-- Task details --
Leave every picture out and write out the records below exactly.

(Dataset entries)
____

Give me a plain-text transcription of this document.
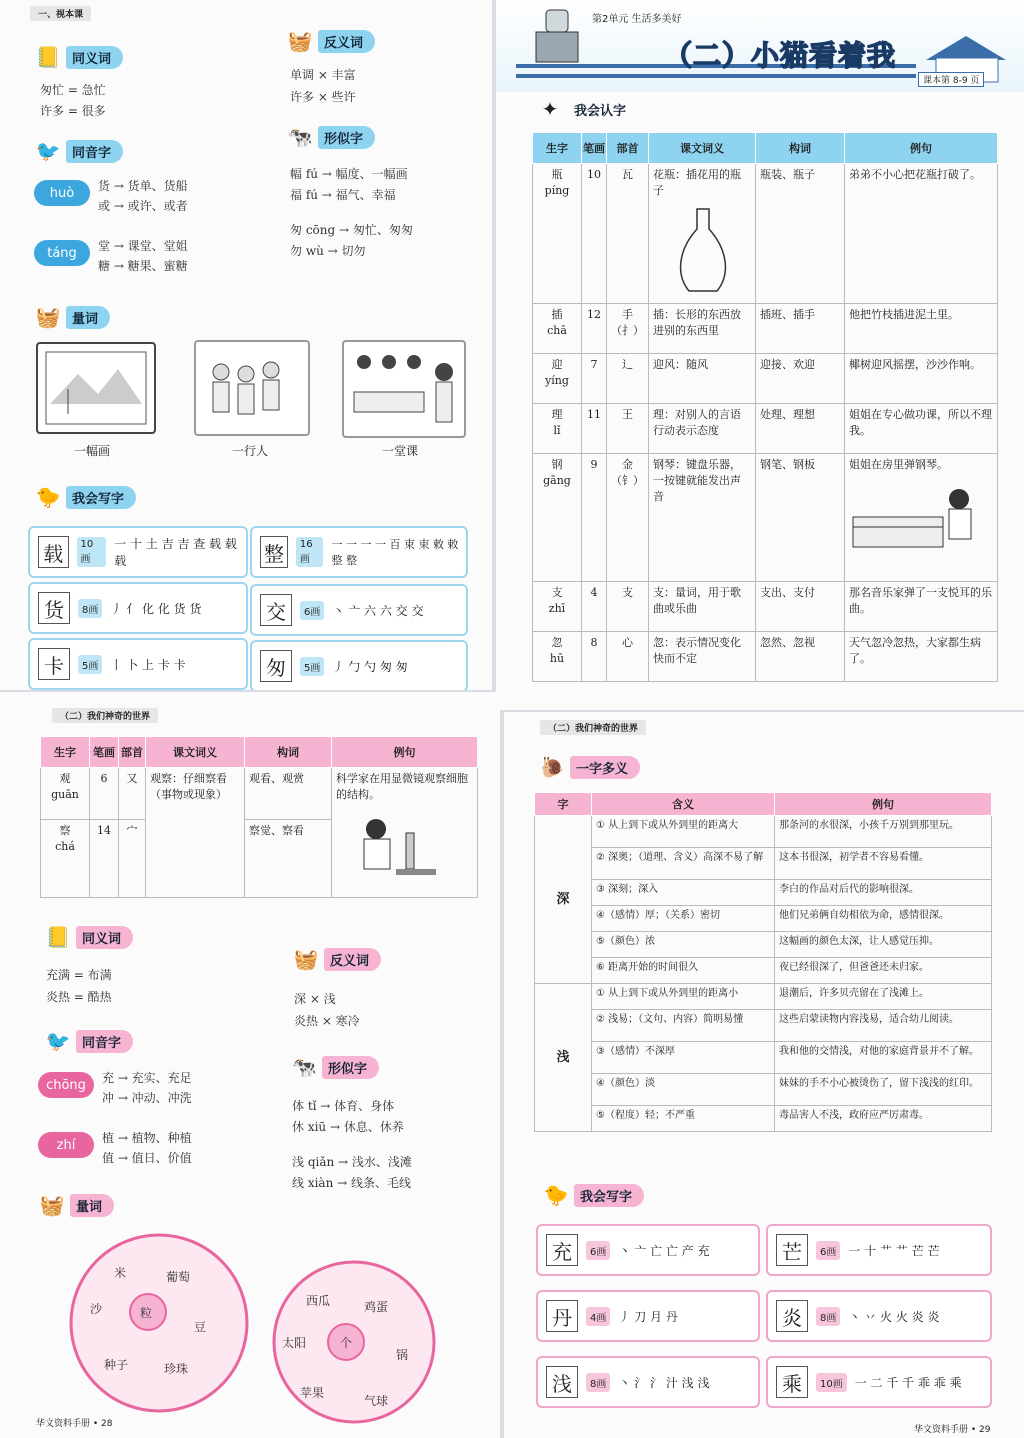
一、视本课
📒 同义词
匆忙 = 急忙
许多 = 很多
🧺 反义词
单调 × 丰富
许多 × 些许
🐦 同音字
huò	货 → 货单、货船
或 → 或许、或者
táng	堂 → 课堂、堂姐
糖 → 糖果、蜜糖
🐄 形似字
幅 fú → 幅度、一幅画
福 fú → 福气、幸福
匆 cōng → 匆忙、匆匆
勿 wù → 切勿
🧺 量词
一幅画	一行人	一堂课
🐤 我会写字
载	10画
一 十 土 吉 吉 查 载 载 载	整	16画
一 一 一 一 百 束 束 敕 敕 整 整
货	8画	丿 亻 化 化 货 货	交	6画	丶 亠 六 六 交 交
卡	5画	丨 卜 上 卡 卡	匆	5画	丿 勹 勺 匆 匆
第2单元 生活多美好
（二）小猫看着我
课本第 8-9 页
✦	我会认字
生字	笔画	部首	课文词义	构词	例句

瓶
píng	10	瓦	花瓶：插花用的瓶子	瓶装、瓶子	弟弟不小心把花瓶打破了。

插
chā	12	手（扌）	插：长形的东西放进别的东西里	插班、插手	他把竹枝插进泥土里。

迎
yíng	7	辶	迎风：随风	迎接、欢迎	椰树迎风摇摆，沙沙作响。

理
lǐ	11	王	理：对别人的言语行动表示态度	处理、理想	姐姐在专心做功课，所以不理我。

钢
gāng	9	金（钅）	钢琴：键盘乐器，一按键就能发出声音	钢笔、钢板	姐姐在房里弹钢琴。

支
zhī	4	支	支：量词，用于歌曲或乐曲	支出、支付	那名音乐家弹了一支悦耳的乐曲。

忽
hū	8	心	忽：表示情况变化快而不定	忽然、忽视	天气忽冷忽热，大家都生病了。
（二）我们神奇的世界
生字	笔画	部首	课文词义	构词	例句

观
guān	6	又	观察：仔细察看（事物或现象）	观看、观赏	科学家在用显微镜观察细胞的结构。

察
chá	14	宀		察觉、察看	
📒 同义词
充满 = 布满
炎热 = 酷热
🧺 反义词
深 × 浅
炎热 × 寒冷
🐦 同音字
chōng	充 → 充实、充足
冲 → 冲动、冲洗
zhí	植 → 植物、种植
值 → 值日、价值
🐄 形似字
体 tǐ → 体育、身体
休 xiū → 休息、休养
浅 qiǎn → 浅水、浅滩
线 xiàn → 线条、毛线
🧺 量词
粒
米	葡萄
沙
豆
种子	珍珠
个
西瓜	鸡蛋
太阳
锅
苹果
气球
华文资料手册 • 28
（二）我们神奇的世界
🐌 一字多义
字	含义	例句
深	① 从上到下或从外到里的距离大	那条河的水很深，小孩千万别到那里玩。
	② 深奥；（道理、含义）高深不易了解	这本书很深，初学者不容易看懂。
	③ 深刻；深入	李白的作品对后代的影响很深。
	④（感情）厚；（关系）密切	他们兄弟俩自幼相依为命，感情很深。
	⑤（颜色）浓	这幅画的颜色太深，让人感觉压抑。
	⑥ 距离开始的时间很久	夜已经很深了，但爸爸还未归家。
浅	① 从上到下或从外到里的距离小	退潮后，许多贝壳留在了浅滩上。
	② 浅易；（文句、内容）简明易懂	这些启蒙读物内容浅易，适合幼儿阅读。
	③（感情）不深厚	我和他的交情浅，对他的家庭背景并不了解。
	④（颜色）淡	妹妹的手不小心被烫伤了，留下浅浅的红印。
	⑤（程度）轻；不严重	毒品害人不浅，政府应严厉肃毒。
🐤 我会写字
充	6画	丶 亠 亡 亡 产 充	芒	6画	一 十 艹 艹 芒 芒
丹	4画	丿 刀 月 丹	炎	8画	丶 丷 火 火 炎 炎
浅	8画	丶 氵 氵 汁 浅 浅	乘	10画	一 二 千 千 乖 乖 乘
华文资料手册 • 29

____

-- Answer to this problem --
Give me a plain-text transcription of this document.
一、视本课
📒 同义词
匆忙 = 急忙
许多 = 很多
🧺 反义词
单调 × 丰富
许多 × 些许
🐦 同音字
huò	货 → 货单、货船
或 → 或许、或者
táng	堂 → 课堂、堂姐
糖 → 糖果、蜜糖
🐄 形似字
幅 fú → 幅度、一幅画
福 fú → 福气、幸福
匆 cōng → 匆忙、匆匆
勿 wù → 切勿
🧺 量词
一幅画	一行人	一堂课
🐤 我会写字
载	10画
一 十 土 吉 吉 查 载 载 载	整	16画
一 一 一 一 百 束 束 敕 敕 整 整
货	8画	丿 亻 化 化 货 货	交	6画	丶 亠 六 六 交 交
卡	5画	丨 卜 上 卡 卡	匆	5画	丿 勹 勺 匆 匆
第2单元 生活多美好
（二）小猫看着我
课本第 8-9 页
✦	我会认字
生字	笔画	部首	课文词义	构词	例句

瓶
píng	10	瓦	花瓶：插花用的瓶子	瓶装、瓶子	弟弟不小心把花瓶打破了。

插
chā	12	手（扌）	插：长形的东西放进别的东西里	插班、插手	他把竹枝插进泥土里。

迎
yíng	7	辶	迎风：随风	迎接、欢迎	椰树迎风摇摆，沙沙作响。

理
lǐ	11	王	理：对别人的言语行动表示态度	处理、理想	姐姐在专心做功课，所以不理我。

钢
gāng	9	金（钅）	钢琴：键盘乐器，一按键就能发出声音	钢笔、钢板	姐姐在房里弹钢琴。

支
zhī	4	支	支：量词，用于歌曲或乐曲	支出、支付	那名音乐家弹了一支悦耳的乐曲。

忽
hū	8	心	忽：表示情况变化快而不定	忽然、忽视	天气忽冷忽热，大家都生病了。
（二）我们神奇的世界
生字	笔画	部首	课文词义	构词	例句

观
guān	6	又	观察：仔细察看（事物或现象）	观看、观赏	科学家在用显微镜观察细胞的结构。

察
chá	14	宀		察觉、察看	
📒 同义词
充满 = 布满
炎热 = 酷热
🧺 反义词
深 × 浅
炎热 × 寒冷
🐦 同音字
chōng	充 → 充实、充足
冲 → 冲动、冲洗
zhí	植 → 植物、种植
值 → 值日、价值
🐄 形似字
体 tǐ → 体育、身体
休 xiū → 休息、休养
浅 qiǎn → 浅水、浅滩
线 xiàn → 线条、毛线
🧺 量词
粒
米	葡萄
沙
豆
种子	珍珠
个
西瓜	鸡蛋
太阳
锅
苹果
气球
华文资料手册 • 28
（二）我们神奇的世界
🐌 一字多义
字	含义	例句
深	① 从上到下或从外到里的距离大	那条河的水很深，小孩千万别到那里玩。
	② 深奥；（道理、含义）高深不易了解	这本书很深，初学者不容易看懂。
	③ 深刻；深入	李白的作品对后代的影响很深。
	④（感情）厚；（关系）密切	他们兄弟俩自幼相依为命，感情很深。
	⑤（颜色）浓	这幅画的颜色太深，让人感觉压抑。
	⑥ 距离开始的时间很久	夜已经很深了，但爸爸还未归家。
浅	① 从上到下或从外到里的距离小	退潮后，许多贝壳留在了浅滩上。
	② 浅易；（文句、内容）简明易懂	这些启蒙读物内容浅易，适合幼儿阅读。
	③（感情）不深厚	我和他的交情浅，对他的家庭背景并不了解。
	④（颜色）淡	妹妹的手不小心被烫伤了，留下浅浅的红印。
	⑤（程度）轻；不严重	毒品害人不浅，政府应严厉肃毒。
🐤 我会写字
充	6画	丶 亠 亡 亡 产 充	芒	6画	一 十 艹 艹 芒 芒
丹	4画	丿 刀 月 丹	炎	8画	丶 丷 火 火 炎 炎
浅	8画	丶 氵 氵 汁 浅 浅	乘	10画	一 二 千 千 乖 乖 乘
华文资料手册 • 29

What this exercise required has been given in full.